■ **Set problem**
List every person named in the mailing-list reply below.

== Extract provided

Re: [PATCH v1 2/4] ref: add regular ref content check for files backend

Patrick Steinhardt <ps@xxxxxx> · Thu, 22 Aug 2024 10:46:31 +0200

On Tue, Aug 20, 2024 at 09:49:23AM -0700, Junio C Hamano wrote:
> shejialuo <shejialuo@xxxxxxxxx> writes:
> 
> > We implicitly reply on "git-fsck(1)" to check the consistency of regular
> 
> "reply" -> "rely", I think.
> 
> > refs. However, when parsing the regular refs for files backend, we allow
> > the ref content to end with no newline or contain some garbages. We
> > should warn the user about above situations.
> 
> Hmph, should we?  
> 
> If the content is short (e.g., in SHA-1 repository it only has 39
> hexdigit) even if that may be sufficient to uniquely name the
> object, we should warn about it, of course.  A file that has
> 64-hexdigit with a terminating LF at the end may be a valid file to
> be in $GIT_DIR/refs/ hierarchy in a SHA-256 repository, but such a
> file in a SHA-1 repository should also be subject to a warning, as
> it could be a sign that somebody screwed up object format
> conversion.

====
== Provided data

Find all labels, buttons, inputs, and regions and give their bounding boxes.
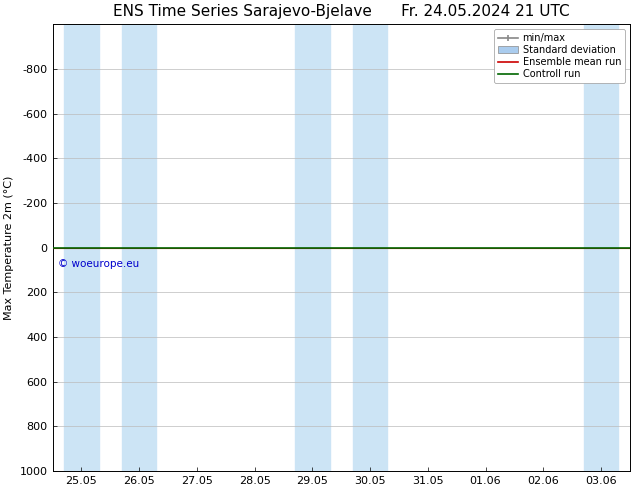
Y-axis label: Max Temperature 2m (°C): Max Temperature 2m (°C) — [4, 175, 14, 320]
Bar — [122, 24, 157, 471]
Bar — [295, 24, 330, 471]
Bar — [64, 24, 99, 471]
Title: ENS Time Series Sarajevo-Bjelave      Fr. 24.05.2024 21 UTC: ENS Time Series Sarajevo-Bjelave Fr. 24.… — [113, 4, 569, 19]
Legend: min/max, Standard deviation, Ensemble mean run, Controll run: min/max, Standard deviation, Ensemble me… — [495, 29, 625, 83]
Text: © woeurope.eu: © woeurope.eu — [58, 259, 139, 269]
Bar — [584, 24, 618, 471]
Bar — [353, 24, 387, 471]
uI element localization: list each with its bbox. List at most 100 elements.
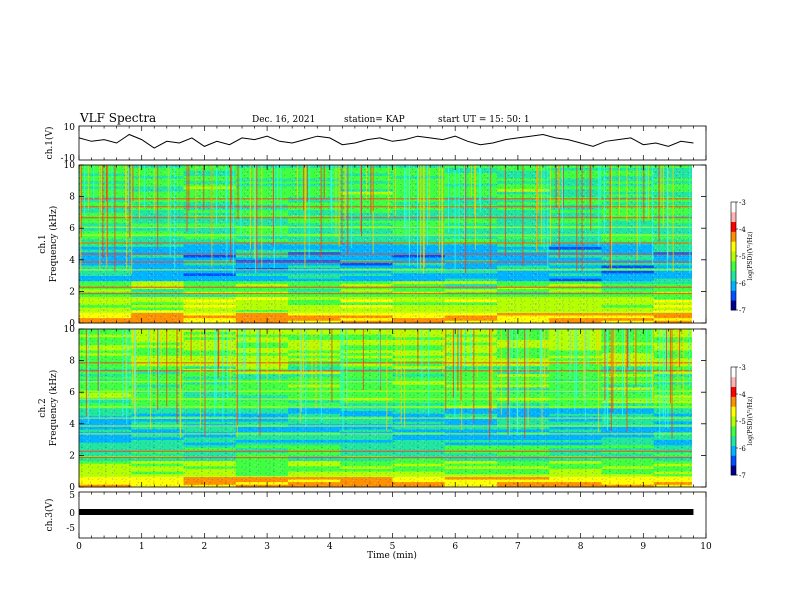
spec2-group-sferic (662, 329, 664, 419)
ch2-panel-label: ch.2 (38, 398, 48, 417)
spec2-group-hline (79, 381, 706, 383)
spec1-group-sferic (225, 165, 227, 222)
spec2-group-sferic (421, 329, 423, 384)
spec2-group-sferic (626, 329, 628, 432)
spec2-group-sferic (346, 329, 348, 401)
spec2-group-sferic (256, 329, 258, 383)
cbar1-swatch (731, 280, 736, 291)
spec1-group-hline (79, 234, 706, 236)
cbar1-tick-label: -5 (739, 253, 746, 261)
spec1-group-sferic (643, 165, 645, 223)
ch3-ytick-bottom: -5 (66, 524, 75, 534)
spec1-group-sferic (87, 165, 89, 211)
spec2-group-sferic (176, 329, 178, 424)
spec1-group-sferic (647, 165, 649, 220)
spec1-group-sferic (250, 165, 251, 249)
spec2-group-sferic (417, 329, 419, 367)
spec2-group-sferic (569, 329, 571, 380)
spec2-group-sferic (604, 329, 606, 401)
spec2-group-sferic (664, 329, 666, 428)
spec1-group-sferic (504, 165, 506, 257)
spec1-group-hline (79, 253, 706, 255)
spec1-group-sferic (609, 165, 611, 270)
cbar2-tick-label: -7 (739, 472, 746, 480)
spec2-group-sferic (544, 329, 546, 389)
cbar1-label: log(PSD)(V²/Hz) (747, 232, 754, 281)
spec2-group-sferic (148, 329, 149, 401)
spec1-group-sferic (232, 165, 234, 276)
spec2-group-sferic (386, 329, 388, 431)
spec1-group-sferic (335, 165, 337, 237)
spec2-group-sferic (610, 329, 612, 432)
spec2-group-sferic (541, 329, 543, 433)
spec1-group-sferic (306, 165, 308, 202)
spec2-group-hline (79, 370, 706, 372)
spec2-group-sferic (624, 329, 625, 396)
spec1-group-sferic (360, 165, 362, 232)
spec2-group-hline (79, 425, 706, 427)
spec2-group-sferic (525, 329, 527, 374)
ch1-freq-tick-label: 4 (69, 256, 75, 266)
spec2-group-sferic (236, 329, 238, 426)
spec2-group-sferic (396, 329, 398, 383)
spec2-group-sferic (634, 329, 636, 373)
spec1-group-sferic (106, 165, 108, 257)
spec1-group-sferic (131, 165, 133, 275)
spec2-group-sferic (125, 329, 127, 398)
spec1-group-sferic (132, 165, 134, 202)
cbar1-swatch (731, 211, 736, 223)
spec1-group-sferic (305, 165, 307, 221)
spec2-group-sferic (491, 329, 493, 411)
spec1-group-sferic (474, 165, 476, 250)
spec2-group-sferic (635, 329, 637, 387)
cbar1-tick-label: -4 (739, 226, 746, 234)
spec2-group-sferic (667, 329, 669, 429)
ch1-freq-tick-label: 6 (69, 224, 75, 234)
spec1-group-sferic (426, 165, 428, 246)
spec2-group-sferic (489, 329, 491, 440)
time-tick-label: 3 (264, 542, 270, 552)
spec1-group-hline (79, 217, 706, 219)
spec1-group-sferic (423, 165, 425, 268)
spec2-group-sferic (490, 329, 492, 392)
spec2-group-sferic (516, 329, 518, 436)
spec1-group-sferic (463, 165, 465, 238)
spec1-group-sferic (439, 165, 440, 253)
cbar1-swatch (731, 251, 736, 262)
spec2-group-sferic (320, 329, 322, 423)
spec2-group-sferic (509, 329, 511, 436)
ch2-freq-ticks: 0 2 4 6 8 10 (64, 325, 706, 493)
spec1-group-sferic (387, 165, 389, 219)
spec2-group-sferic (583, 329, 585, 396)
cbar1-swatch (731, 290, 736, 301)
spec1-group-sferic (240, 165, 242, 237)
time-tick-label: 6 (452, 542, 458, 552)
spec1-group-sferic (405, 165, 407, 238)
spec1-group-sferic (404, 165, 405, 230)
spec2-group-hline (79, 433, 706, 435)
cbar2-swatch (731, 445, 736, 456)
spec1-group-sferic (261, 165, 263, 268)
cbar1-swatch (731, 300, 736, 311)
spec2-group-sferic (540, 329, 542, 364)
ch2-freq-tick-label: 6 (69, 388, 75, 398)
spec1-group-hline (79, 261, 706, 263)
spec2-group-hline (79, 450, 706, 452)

====

■ **Answer to this problem**
Patrick Steinhardt, Junio C Hamano, shejialuo